Excerpts from a figure dataset:
• • • •
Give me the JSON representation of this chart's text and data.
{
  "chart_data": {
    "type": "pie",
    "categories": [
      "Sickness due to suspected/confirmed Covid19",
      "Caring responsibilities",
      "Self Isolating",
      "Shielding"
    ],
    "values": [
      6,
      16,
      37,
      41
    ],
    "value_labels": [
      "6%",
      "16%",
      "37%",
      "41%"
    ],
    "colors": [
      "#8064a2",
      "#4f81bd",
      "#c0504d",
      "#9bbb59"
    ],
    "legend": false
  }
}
• • • •
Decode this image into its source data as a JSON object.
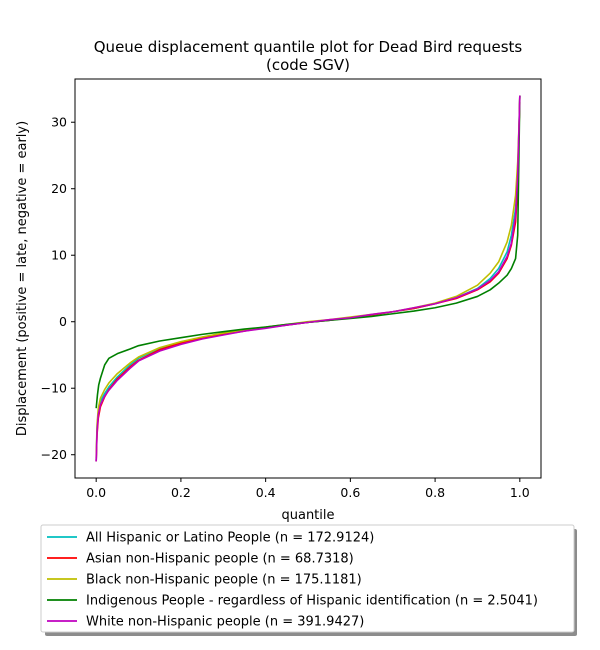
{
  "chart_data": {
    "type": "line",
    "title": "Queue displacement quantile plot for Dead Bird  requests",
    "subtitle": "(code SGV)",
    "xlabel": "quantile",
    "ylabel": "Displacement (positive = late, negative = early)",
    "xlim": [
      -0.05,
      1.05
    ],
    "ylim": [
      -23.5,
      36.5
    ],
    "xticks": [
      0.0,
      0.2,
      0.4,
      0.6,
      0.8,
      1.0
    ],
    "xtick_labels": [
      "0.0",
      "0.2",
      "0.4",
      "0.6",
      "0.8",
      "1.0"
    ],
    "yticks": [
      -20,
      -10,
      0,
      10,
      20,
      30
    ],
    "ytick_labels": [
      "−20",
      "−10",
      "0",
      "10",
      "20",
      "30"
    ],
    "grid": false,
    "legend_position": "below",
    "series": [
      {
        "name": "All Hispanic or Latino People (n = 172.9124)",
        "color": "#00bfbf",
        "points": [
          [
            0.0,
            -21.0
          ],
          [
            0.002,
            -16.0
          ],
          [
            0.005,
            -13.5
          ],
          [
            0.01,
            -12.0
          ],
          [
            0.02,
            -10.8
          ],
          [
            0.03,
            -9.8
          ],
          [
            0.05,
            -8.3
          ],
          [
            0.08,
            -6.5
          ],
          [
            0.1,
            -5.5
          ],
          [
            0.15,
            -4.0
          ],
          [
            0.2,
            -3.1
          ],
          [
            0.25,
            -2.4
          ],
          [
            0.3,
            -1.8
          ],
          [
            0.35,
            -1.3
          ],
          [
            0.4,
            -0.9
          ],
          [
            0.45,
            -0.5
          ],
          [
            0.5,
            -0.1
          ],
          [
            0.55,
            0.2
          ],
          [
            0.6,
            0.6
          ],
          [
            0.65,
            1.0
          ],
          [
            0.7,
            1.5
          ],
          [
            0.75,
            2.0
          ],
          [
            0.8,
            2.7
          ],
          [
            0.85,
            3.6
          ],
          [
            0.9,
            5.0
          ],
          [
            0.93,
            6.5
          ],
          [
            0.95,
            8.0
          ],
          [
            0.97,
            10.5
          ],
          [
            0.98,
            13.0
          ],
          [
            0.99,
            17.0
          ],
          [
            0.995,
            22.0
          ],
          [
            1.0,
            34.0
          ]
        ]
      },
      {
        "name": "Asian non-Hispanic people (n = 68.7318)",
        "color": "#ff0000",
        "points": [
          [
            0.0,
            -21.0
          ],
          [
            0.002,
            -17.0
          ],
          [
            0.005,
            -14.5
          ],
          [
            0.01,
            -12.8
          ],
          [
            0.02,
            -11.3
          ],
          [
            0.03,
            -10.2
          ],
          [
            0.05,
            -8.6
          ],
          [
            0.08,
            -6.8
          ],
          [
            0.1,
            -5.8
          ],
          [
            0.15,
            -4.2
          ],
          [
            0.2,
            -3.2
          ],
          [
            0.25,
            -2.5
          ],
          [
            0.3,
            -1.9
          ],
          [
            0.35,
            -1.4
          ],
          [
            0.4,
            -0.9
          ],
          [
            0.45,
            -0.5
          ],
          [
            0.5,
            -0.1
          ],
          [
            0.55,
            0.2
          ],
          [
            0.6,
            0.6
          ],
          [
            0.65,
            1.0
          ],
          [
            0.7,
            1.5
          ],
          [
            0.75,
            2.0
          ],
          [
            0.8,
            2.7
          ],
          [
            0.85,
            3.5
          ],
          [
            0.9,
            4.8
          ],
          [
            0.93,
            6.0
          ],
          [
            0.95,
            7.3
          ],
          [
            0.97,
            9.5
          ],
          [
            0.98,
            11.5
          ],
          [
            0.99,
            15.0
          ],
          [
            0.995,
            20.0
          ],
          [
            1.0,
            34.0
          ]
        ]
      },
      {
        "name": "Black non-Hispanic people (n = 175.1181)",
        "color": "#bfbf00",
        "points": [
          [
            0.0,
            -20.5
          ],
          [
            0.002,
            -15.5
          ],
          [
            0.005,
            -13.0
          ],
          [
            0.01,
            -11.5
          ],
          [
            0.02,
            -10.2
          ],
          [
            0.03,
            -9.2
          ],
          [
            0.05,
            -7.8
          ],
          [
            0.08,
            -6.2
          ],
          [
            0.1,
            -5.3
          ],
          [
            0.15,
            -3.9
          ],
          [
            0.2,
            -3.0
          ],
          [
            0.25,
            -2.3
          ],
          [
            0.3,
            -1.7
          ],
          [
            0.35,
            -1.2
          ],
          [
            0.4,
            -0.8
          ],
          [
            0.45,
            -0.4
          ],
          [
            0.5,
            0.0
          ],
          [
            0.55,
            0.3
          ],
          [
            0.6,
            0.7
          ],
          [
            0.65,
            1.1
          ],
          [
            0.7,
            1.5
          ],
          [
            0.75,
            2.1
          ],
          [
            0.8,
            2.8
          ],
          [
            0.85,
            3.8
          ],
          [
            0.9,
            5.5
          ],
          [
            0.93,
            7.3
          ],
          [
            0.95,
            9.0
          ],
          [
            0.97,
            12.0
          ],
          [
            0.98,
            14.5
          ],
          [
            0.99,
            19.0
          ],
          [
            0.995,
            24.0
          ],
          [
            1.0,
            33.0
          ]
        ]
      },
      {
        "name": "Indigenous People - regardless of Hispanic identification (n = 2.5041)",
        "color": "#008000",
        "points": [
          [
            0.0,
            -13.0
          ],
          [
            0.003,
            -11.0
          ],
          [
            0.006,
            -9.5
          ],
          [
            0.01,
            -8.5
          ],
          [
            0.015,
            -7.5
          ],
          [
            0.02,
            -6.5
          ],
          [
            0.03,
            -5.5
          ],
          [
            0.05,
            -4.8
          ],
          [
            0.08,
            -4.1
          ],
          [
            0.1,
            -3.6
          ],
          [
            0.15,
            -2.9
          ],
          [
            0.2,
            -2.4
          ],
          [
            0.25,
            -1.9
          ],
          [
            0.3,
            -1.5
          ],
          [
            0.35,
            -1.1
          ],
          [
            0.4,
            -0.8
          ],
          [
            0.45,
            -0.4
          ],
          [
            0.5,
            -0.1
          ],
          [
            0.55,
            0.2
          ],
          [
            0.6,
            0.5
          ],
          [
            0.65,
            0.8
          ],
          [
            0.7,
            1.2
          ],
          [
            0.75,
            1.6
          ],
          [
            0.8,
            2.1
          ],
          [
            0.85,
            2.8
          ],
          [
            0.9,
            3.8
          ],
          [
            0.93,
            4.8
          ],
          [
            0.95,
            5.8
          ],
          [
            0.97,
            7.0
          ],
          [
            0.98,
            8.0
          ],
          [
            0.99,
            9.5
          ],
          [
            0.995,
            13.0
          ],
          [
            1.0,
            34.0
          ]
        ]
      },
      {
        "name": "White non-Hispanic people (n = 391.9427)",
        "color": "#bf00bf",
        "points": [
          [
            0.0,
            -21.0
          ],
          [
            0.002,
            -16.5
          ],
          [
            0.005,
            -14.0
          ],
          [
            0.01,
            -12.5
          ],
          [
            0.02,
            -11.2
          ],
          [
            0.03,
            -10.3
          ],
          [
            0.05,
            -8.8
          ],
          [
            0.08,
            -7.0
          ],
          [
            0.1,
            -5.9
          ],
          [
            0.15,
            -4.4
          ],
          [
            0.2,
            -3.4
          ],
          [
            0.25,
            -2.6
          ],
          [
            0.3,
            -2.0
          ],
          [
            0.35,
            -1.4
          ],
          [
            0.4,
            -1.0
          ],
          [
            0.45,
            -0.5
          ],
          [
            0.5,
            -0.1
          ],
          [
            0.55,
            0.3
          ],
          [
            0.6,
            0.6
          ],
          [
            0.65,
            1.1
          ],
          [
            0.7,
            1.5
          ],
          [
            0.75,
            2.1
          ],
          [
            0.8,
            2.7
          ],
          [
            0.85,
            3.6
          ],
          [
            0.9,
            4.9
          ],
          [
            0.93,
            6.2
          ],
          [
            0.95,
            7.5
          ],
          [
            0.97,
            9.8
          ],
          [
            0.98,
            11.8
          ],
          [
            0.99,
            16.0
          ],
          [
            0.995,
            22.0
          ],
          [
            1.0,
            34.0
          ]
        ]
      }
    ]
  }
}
• • • •
WHAT IS EXPECTED: State how many lines of the records above contain the word "name", giving only that number.

THE RESPONSE: 5